(What is needed)
Gather all lines from the material that contain "true".
---- Records
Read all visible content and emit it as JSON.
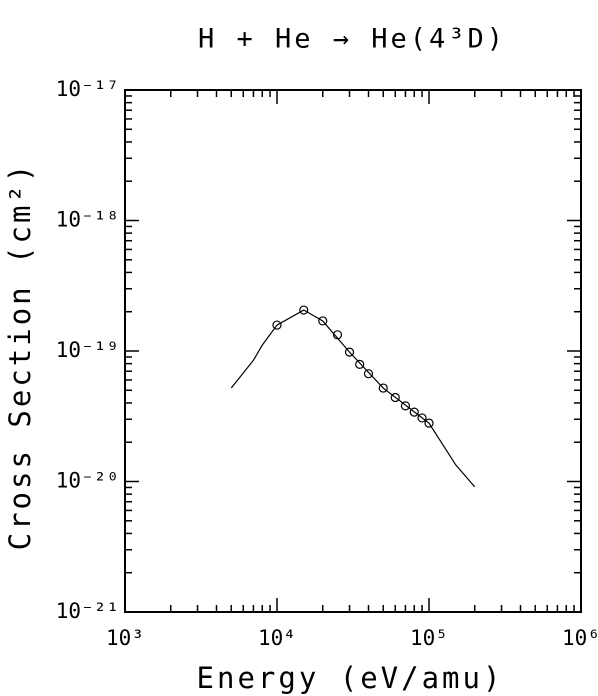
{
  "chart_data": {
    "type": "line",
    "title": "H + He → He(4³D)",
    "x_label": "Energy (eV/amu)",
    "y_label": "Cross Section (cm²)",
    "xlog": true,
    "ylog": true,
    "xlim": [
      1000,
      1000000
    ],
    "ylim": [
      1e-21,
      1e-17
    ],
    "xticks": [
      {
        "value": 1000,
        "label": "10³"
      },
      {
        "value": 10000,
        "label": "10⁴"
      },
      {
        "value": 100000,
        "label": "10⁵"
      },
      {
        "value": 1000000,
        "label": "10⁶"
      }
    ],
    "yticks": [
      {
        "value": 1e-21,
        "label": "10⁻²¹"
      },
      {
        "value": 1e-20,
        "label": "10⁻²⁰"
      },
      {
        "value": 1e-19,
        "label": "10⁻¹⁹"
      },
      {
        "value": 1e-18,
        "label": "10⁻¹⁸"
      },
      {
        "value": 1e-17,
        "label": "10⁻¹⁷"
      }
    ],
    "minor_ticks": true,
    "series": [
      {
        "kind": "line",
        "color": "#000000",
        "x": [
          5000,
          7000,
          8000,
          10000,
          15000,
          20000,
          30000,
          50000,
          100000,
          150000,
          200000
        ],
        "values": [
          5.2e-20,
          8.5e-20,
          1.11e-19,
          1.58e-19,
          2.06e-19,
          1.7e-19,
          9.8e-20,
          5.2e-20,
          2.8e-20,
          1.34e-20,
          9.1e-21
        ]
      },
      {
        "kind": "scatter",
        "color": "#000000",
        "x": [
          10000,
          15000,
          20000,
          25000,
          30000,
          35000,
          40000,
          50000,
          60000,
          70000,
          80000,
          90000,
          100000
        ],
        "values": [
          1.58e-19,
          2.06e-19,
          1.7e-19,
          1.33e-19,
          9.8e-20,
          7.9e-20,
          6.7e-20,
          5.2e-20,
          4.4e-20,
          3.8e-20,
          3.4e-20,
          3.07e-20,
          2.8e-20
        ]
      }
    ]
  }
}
--------
(Written solution)
    "xlog": true,
    "ylog": true,
    "minor_ticks": true,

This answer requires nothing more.